**OBJECTIVE**
Extract the listing below in full, unchanged.

==== GIVEN DATA

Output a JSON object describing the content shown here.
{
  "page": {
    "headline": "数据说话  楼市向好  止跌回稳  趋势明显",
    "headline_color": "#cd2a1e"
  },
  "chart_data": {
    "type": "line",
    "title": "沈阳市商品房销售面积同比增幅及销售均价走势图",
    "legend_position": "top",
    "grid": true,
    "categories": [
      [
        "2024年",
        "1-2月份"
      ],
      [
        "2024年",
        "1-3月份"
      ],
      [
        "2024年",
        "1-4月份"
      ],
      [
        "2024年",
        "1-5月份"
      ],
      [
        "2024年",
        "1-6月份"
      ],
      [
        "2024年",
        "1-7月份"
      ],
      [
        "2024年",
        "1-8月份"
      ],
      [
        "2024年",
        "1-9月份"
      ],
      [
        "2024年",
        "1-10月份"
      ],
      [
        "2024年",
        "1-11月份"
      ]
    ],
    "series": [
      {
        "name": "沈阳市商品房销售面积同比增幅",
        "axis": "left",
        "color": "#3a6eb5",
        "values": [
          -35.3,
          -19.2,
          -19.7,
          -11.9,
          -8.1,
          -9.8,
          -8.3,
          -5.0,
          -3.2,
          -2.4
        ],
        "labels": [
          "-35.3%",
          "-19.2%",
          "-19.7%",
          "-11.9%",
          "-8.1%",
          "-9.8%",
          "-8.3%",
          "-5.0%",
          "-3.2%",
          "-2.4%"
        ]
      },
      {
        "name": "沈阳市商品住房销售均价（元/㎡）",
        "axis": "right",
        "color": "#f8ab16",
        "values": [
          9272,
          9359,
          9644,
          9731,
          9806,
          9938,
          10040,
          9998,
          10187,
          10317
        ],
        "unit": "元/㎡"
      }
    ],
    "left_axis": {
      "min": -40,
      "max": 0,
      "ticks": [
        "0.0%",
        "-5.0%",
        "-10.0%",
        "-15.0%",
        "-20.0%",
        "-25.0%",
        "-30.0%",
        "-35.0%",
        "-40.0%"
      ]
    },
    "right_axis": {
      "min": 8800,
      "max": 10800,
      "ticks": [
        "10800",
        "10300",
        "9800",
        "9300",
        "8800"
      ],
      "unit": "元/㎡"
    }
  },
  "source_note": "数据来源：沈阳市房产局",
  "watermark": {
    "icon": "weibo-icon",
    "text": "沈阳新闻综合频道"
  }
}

========

**SOLUTION TO THE EXERCISE**
Output a JSON object describing the content shown here.
{
  "page": {
    "headline": "数据说话  楼市向好  止跌回稳  趋势明显",
    "headline_color": "#cd2a1e"
  },
  "chart_data": {
    "type": "line",
    "title": "沈阳市商品房销售面积同比增幅及销售均价走势图",
    "legend_position": "top",
    "grid": true,
    "categories": [
      [
        "2024年",
        "1-2月份"
      ],
      [
        "2024年",
        "1-3月份"
      ],
      [
        "2024年",
        "1-4月份"
      ],
      [
        "2024年",
        "1-5月份"
      ],
      [
        "2024年",
        "1-6月份"
      ],
      [
        "2024年",
        "1-7月份"
      ],
      [
        "2024年",
        "1-8月份"
      ],
      [
        "2024年",
        "1-9月份"
      ],
      [
        "2024年",
        "1-10月份"
      ],
      [
        "2024年",
        "1-11月份"
      ]
    ],
    "series": [
      {
        "name": "沈阳市商品房销售面积同比增幅",
        "axis": "left",
        "color": "#3a6eb5",
        "values": [
          -35.3,
          -19.2,
          -19.7,
          -11.9,
          -8.1,
          -9.8,
          -8.3,
          -5.0,
          -3.2,
          -2.4
        ],
        "labels": [
          "-35.3%",
          "-19.2%",
          "-19.7%",
          "-11.9%",
          "-8.1%",
          "-9.8%",
          "-8.3%",
          "-5.0%",
          "-3.2%",
          "-2.4%"
        ]
      },
      {
        "name": "沈阳市商品住房销售均价（元/㎡）",
        "axis": "right",
        "color": "#f8ab16",
        "values": [
          9272,
          9359,
          9644,
          9731,
          9806,
          9938,
          10040,
          9998,
          10187,
          10317
        ],
        "unit": "元/㎡"
      }
    ],
    "left_axis": {
      "min": -40,
      "max": 0,
      "ticks": [
        "0.0%",
        "-5.0%",
        "-10.0%",
        "-15.0%",
        "-20.0%",
        "-25.0%",
        "-30.0%",
        "-35.0%",
        "-40.0%"
      ]
    },
    "right_axis": {
      "min": 8800,
      "max": 10800,
      "ticks": [
        "10800",
        "10300",
        "9800",
        "9300",
        "8800"
      ],
      "unit": "元/㎡"
    }
  },
  "source_note": "数据来源：沈阳市房产局",
  "watermark": {
    "icon": "weibo-icon",
    "text": "沈阳新闻综合频道"
  }
}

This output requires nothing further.